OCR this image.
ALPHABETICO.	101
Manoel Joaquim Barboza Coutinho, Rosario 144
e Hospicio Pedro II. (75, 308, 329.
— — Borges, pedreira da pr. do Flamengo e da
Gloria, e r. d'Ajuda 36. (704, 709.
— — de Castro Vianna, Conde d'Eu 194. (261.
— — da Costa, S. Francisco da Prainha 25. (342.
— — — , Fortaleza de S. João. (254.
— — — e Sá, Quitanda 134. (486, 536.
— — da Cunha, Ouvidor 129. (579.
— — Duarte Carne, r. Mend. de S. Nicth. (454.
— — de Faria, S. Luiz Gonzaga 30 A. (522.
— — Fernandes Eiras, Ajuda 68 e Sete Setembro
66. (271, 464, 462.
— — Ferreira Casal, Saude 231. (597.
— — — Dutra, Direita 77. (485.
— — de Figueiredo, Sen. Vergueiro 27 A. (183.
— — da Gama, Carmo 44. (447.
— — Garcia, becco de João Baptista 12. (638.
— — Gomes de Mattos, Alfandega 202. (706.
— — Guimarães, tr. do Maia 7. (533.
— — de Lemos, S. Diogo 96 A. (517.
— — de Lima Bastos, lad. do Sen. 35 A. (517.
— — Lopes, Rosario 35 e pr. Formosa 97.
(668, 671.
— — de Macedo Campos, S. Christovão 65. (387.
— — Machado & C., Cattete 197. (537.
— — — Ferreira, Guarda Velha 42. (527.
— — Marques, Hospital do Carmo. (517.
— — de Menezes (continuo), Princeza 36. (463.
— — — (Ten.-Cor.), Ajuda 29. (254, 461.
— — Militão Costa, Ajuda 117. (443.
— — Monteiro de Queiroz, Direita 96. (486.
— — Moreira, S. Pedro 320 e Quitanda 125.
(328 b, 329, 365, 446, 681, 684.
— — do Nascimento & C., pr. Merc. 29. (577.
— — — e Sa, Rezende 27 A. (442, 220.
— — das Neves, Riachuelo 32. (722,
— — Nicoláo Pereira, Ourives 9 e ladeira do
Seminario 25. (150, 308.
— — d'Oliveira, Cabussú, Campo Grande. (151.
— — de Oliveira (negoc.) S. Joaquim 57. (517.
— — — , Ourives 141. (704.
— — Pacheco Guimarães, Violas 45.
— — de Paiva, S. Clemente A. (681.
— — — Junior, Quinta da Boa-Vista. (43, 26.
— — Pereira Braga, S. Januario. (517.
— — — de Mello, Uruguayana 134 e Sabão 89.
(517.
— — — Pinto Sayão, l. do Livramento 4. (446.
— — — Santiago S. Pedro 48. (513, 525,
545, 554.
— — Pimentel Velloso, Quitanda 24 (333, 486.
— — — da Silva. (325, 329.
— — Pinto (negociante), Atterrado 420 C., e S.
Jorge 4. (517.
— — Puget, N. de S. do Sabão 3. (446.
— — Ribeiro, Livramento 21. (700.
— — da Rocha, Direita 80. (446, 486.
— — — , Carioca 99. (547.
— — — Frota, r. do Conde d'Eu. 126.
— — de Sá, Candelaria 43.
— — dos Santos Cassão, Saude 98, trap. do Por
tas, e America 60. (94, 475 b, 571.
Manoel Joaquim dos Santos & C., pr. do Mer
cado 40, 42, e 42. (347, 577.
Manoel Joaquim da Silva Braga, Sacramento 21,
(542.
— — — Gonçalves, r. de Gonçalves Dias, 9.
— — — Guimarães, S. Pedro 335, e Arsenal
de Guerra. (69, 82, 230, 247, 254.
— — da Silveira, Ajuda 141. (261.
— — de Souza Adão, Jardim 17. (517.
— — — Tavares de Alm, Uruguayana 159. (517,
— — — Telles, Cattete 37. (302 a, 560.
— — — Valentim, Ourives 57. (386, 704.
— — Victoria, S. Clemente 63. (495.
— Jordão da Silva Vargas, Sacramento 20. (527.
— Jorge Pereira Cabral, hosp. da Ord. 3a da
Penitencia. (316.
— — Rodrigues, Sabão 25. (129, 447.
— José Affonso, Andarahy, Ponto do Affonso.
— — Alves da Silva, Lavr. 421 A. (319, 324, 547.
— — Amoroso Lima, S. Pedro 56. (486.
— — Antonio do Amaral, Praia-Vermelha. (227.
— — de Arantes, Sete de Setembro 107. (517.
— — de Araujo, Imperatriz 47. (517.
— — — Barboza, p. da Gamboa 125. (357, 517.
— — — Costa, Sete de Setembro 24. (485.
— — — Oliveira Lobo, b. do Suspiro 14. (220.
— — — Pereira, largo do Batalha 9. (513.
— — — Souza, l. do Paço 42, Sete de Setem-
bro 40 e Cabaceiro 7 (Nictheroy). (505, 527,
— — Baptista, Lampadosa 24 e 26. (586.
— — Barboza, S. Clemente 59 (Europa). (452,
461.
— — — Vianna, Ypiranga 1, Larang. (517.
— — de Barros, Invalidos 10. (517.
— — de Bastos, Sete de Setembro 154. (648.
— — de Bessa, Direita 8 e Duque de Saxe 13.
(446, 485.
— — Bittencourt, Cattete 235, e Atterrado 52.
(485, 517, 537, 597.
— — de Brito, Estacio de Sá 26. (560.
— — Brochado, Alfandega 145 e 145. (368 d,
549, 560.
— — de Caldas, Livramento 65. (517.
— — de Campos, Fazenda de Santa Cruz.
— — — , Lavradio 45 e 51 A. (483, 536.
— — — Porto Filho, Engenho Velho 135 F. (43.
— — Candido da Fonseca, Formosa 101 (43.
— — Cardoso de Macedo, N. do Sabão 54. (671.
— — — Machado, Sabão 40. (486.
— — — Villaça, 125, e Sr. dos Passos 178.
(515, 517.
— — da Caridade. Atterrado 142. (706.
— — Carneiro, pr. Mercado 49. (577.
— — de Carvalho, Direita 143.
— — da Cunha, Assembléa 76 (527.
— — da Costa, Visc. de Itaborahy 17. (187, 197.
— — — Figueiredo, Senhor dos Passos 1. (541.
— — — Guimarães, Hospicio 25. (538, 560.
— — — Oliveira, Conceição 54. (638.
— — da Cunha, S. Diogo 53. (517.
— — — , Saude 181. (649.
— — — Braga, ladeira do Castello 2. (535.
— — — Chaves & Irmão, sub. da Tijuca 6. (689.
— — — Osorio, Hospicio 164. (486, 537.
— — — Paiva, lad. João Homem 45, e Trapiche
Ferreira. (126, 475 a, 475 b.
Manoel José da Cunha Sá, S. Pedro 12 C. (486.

• _WHAT THE EXERCISE ASKS_: Copy all the records above precisely.

• _EXPECTED ANSWER_:
OCR this image.
ALPHABETICO.	101
Manoel Joaquim Barboza Coutinho, Rosario 144
e Hospicio Pedro II. (75, 308, 329.
— — Borges, pedreira da pr. do Flamengo e da
Gloria, e r. d'Ajuda 36. (704, 709.
— — de Castro Vianna, Conde d'Eu 194. (261.
— — da Costa, S. Francisco da Prainha 25. (342.
— — — , Fortaleza de S. João. (254.
— — — e Sá, Quitanda 134. (486, 536.
— — da Cunha, Ouvidor 129. (579.
— — Duarte Carne, r. Mend. de S. Nicth. (454.
— — de Faria, S. Luiz Gonzaga 30 A. (522.
— — Fernandes Eiras, Ajuda 68 e Sete Setembro
66. (271, 464, 462.
— — Ferreira Casal, Saude 231. (597.
— — — Dutra, Direita 77. (485.
— — de Figueiredo, Sen. Vergueiro 27 A. (183.
— — da Gama, Carmo 44. (447.
— — Garcia, becco de João Baptista 12. (638.
— — Gomes de Mattos, Alfandega 202. (706.
— — Guimarães, tr. do Maia 7. (533.
— — de Lemos, S. Diogo 96 A. (517.
— — de Lima Bastos, lad. do Sen. 35 A. (517.
— — Lopes, Rosario 35 e pr. Formosa 97.
(668, 671.
— — de Macedo Campos, S. Christovão 65. (387.
— — Machado & C., Cattete 197. (537.
— — — Ferreira, Guarda Velha 42. (527.
— — Marques, Hospital do Carmo. (517.
— — de Menezes (continuo), Princeza 36. (463.
— — — (Ten.-Cor.), Ajuda 29. (254, 461.
— — Militão Costa, Ajuda 117. (443.
— — Monteiro de Queiroz, Direita 96. (486.
— — Moreira, S. Pedro 320 e Quitanda 125.
(328 b, 329, 365, 446, 681, 684.
— — do Nascimento & C., pr. Merc. 29. (577.
— — — e Sa, Rezende 27 A. (442, 220.
— — das Neves, Riachuelo 32. (722,
— — Nicoláo Pereira, Ourives 9 e ladeira do
Seminario 25. (150, 308.
— — d'Oliveira, Cabussú, Campo Grande. (151.
— — de Oliveira (negoc.) S. Joaquim 57. (517.
— — — , Ourives 141. (704.
— — Pacheco Guimarães, Violas 45.
— — de Paiva, S. Clemente A. (681.
— — — Junior, Quinta da Boa-Vista. (43, 26.
— — Pereira Braga, S. Januario. (517.
— — — de Mello, Uruguayana 134 e Sabão 89.
(517.
— — — Pinto Sayão, l. do Livramento 4. (446.
— — — Santiago S. Pedro 48. (513, 525,
545, 554.
— — Pimentel Velloso, Quitanda 24 (333, 486.
— — — da Silva. (325, 329.
— — Pinto (negociante), Atterrado 420 C., e S.
Jorge 4. (517.
— — Puget, N. de S. do Sabão 3. (446.
— — Ribeiro, Livramento 21. (700.
— — da Rocha, Direita 80. (446, 486.
— — — , Carioca 99. (547.
— — — Frota, r. do Conde d'Eu. 126.
— — de Sá, Candelaria 43.
— — dos Santos Cassão, Saude 98, trap. do Por
tas, e America 60. (94, 475 b, 571.
Manoel Joaquim dos Santos & C., pr. do Mer
cado 40, 42, e 42. (347, 577.
Manoel Joaquim da Silva Braga, Sacramento 21,
(542.
— — — Gonçalves, r. de Gonçalves Dias, 9.
— — — Guimarães, S. Pedro 335, e Arsenal
de Guerra. (69, 82, 230, 247, 254.
— — da Silveira, Ajuda 141. (261.
— — de Souza Adão, Jardim 17. (517.
— — — Tavares de Alm, Uruguayana 159. (517,
— — — Telles, Cattete 37. (302 a, 560.
— — — Valentim, Ourives 57. (386, 704.
— — Victoria, S. Clemente 63. (495.
— Jordão da Silva Vargas, Sacramento 20. (527.
— Jorge Pereira Cabral, hosp. da Ord. 3a da
Penitencia. (316.
— — Rodrigues, Sabão 25. (129, 447.
— José Affonso, Andarahy, Ponto do Affonso.
— — Alves da Silva, Lavr. 421 A. (319, 324, 547.
— — Amoroso Lima, S. Pedro 56. (486.
— — Antonio do Amaral, Praia-Vermelha. (227.
— — de Arantes, Sete de Setembro 107. (517.
— — de Araujo, Imperatriz 47. (517.
— — — Barboza, p. da Gamboa 125. (357, 517.
— — — Costa, Sete de Setembro 24. (485.
— — — Oliveira Lobo, b. do Suspiro 14. (220.
— — — Pereira, largo do Batalha 9. (513.
— — — Souza, l. do Paço 42, Sete de Setem-
bro 40 e Cabaceiro 7 (Nictheroy). (505, 527,
— — Baptista, Lampadosa 24 e 26. (586.
— — Barboza, S. Clemente 59 (Europa). (452,
461.
— — — Vianna, Ypiranga 1, Larang. (517.
— — de Barros, Invalidos 10. (517.
— — de Bastos, Sete de Setembro 154. (648.
— — de Bessa, Direita 8 e Duque de Saxe 13.
(446, 485.
— — Bittencourt, Cattete 235, e Atterrado 52.
(485, 517, 537, 597.
— — de Brito, Estacio de Sá 26. (560.
— — Brochado, Alfandega 145 e 145. (368 d,
549, 560.
— — de Caldas, Livramento 65. (517.
— — de Campos, Fazenda de Santa Cruz.
— — — , Lavradio 45 e 51 A. (483, 536.
— — — Porto Filho, Engenho Velho 135 F. (43.
— — Candido da Fonseca, Formosa 101 (43.
— — Cardoso de Macedo, N. do Sabão 54. (671.
— — — Machado, Sabão 40. (486.
— — — Villaça, 125, e Sr. dos Passos 178.
(515, 517.
— — da Caridade. Atterrado 142. (706.
— — Carneiro, pr. Mercado 49. (577.
— — de Carvalho, Direita 143.
— — da Cunha, Assembléa 76 (527.
— — da Costa, Visc. de Itaborahy 17. (187, 197.
— — — Figueiredo, Senhor dos Passos 1. (541.
— — — Guimarães, Hospicio 25. (538, 560.
— — — Oliveira, Conceição 54. (638.
— — da Cunha, S. Diogo 53. (517.
— — — , Saude 181. (649.
— — — Braga, ladeira do Castello 2. (535.
— — — Chaves & Irmão, sub. da Tijuca 6. (689.
— — — Osorio, Hospicio 164. (486, 537.
— — — Paiva, lad. João Homem 45, e Trapiche
Ferreira. (126, 475 a, 475 b.
Manoel José da Cunha Sá, S. Pedro 12 C. (486.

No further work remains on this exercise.